- [Quoted passage]:
══════════════════════════════

When implemented correctly, a reverse mortgage can offer a great amount of stability and security to retirement. They offer fast cash and long-term care funding solutions. However, they’re not for everyone.
“Reverse mortgages can be powerful cash generators in those post-career years, when used properly.”Bob Carlson, Retirement Watch
What Is a Reverse Mortgage?
A reverse mortgage is a loan available to homeowners over the age of 62. Just as the name suggests, it’s the opposite of a traditional mortgage. A lender gives money to the homeowner based upon acquired home equity. The homeowner will receive monthly payments, one lump sum, or a line of credit. Unlike a traditional mortgage, the homeowner is not required to make monthly payments. Instead, the entire loan is repaid either when the house is sold, or when the homeowner passes away.
Income Boost – Seniors can get a significant boost to their income! Homeowners can choose how to receive their payment. These loans can be great for seniors who could use extra money to help pay bills or just want to supplement their income. Seniors with considerable home equity can use a reverse mortgage to help pay off their existing mortgage, and then have extra cash on hand. The borrower usually has freedom with how they spend their money. However, keep in mind that sometimes there will be restrictions. Make sure you ask questions!
Non-Taxable – Money received from a reverse mortgage is non-taxable. The lender pays the homeowner (money from the reverse mortgage) while they continue to live in the home. Since the IRS considers reverse mortgage payments as loan proceeds rather than income, they are not taxable. But, keep in mind, tax rules can seem very complicated. Consulting with a financial advisor is a good idea.
No Monthly Payments – You aren’t required to make monthly payments. Instead, the loan balance (including all fees and accumulated interest) is paid back upon the homeowner’s death or the sale of the home. The loan stays active so long as the borrower meets their loan obligations (paying taxes, insurance, and maintenance).

══════════════════════════════

- [Supplied information]:
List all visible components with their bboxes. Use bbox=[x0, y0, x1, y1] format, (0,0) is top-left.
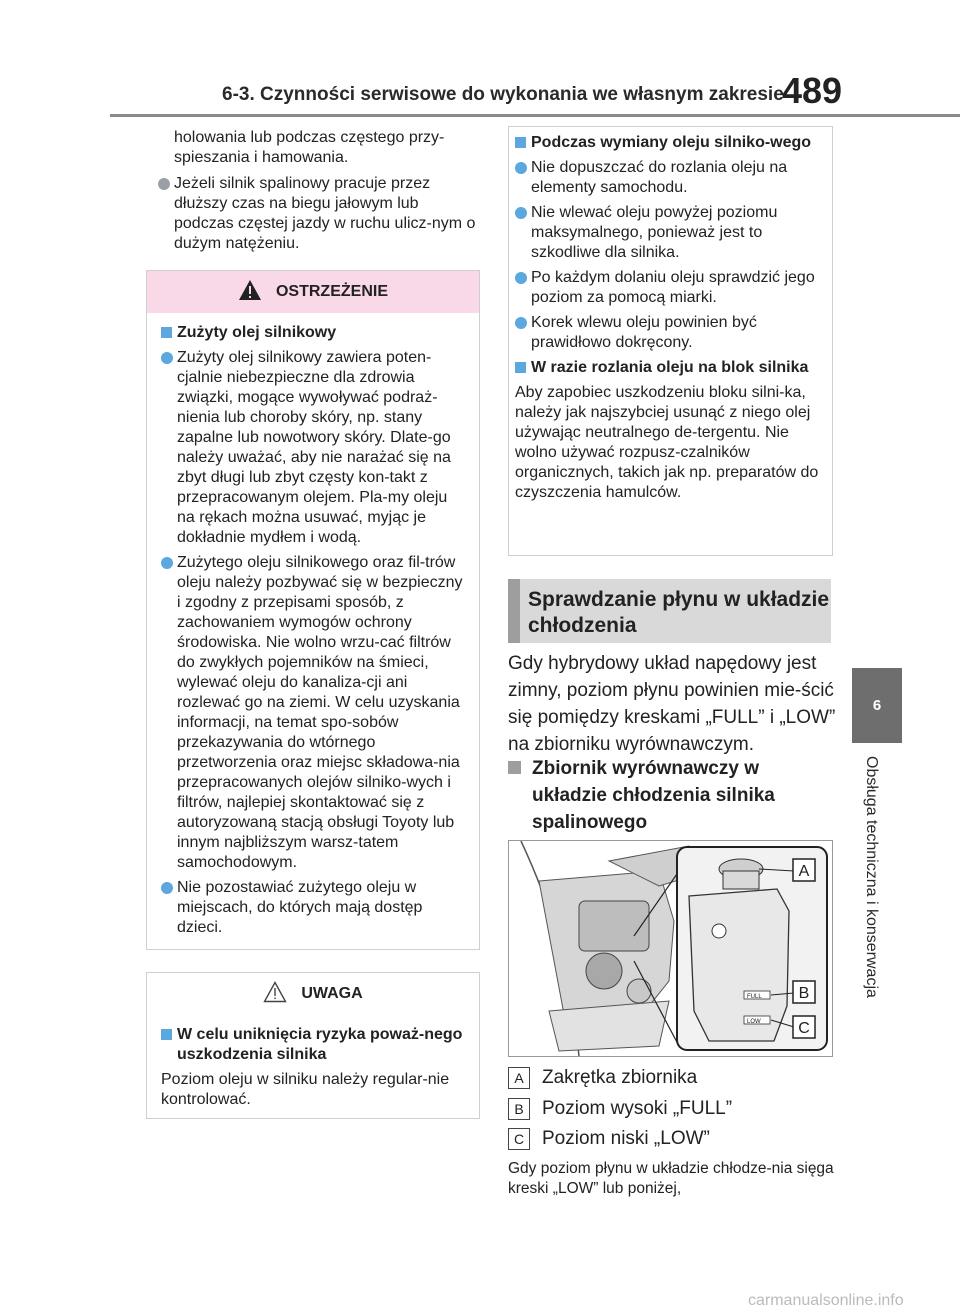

══════════════════════════════

- [Challenge A]:
Write out the part of the reverse mortgage article starting with "Non-Taxable – Money" and going on through "a good idea.".
- [Challenge B]:
According to the reverse mortgage article, which homeowners can get a reverse mortgage?
- [Challenge C]:
Decide whether each statement agrees with the reverse mortgage article, answering yes or no and quoting the words that settle it: (i) The IRS treats reverse mortgage payments as income. (ii) A homeowner can receive the money as a line of credit. (iii) The homeowner has to make monthly payments on the loan.
The listing is separate from the reverse mortgage article.

- [Complete answer A]:
Non-Taxable – Money received from a reverse mortgage is non-taxable. The lender pays the homeowner (money from the reverse mortgage) while they continue to live in the home. Since the IRS considers reverse mortgage payments as loan proceeds rather than income, they are not taxable. But, keep in mind, tax rules can seem very complicated. Consulting with a financial advisor is a good idea.

- [Complete answer B]:
Homeowners over the age of 62.

- [Complete answer C]:
(i) No: "the IRS considers reverse mortgage payments as loan proceeds rather than income"
(ii) Yes: "The homeowner will receive monthly payments, one lump sum, or a line of credit."
(iii) No: "the homeowner is not required to make monthly payments"